--- WHAT TO PRODUCE ---
Set each entry down verbatim, omitting images.

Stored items
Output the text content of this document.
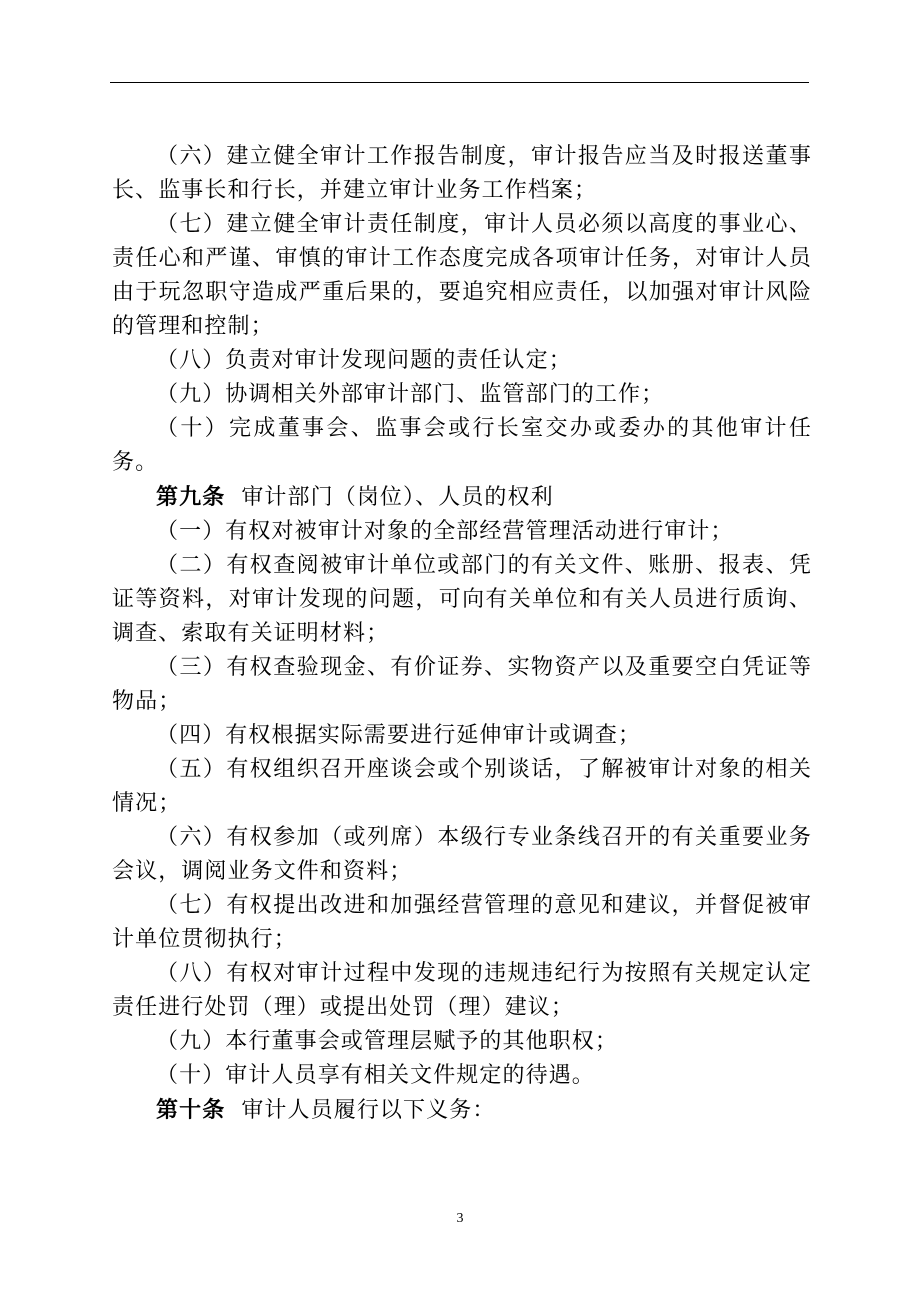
（六）建立健全审计工作报告制度，审计报告应当及时报送董事长、监事长和行长，并建立审计业务工作档案；

（七）建立健全审计责任制度，审计人员必须以高度的事业心、责任心和严谨、审慎的审计工作态度完成各项审计任务，对审计人员由于玩忽职守造成严重后果的，要追究相应责任，以加强对审计风险的管理和控制；

（八）负责对审计发现问题的责任认定；

（九）协调相关外部审计部门、监管部门的工作；

（十）完成董事会、监事会或行长室交办或委办的其他审计任务。

第九条 审计部门（岗位）、人员的权利

（一）有权对被审计对象的全部经营管理活动进行审计；

（二）有权查阅被审计单位或部门的有关文件、账册、报表、凭证等资料，对审计发现的问题，可向有关单位和有关人员进行质询、调查、索取有关证明材料；

（三）有权查验现金、有价证券、实物资产以及重要空白凭证等物品；

（四）有权根据实际需要进行延伸审计或调查；

（五）有权组织召开座谈会或个别谈话，了解被审计对象的相关情况；

（六）有权参加（或列席）本级行专业条线召开的有关重要业务会议，调阅业务文件和资料；

（七）有权提出改进和加强经营管理的意见和建议，并督促被审计单位贯彻执行；

（八）有权对审计过程中发现的违规违纪行为按照有关规定认定责任进行处罚（理）或提出处罚（理）建议；

（九）本行董事会或管理层赋予的其他职权；

（十）审计人员享有相关文件规定的待遇。

第十条 审计人员履行以下义务：

3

--- RESPONSE BELOW ---
Output the text content of this document.
（六）建立健全审计工作报告制度，审计报告应当及时报送董事长、监事长和行长，并建立审计业务工作档案；

（七）建立健全审计责任制度，审计人员必须以高度的事业心、责任心和严谨、审慎的审计工作态度完成各项审计任务，对审计人员由于玩忽职守造成严重后果的，要追究相应责任，以加强对审计风险的管理和控制；

（八）负责对审计发现问题的责任认定；

（九）协调相关外部审计部门、监管部门的工作；

（十）完成董事会、监事会或行长室交办或委办的其他审计任务。

第九条 审计部门（岗位）、人员的权利

（一）有权对被审计对象的全部经营管理活动进行审计；

（二）有权查阅被审计单位或部门的有关文件、账册、报表、凭证等资料，对审计发现的问题，可向有关单位和有关人员进行质询、调查、索取有关证明材料；

（三）有权查验现金、有价证券、实物资产以及重要空白凭证等物品；

（四）有权根据实际需要进行延伸审计或调查；

（五）有权组织召开座谈会或个别谈话，了解被审计对象的相关情况；

（六）有权参加（或列席）本级行专业条线召开的有关重要业务会议，调阅业务文件和资料；

（七）有权提出改进和加强经营管理的意见和建议，并督促被审计单位贯彻执行；

（八）有权对审计过程中发现的违规违纪行为按照有关规定认定责任进行处罚（理）或提出处罚（理）建议；

（九）本行董事会或管理层赋予的其他职权；

（十）审计人员享有相关文件规定的待遇。

第十条 审计人员履行以下义务：

3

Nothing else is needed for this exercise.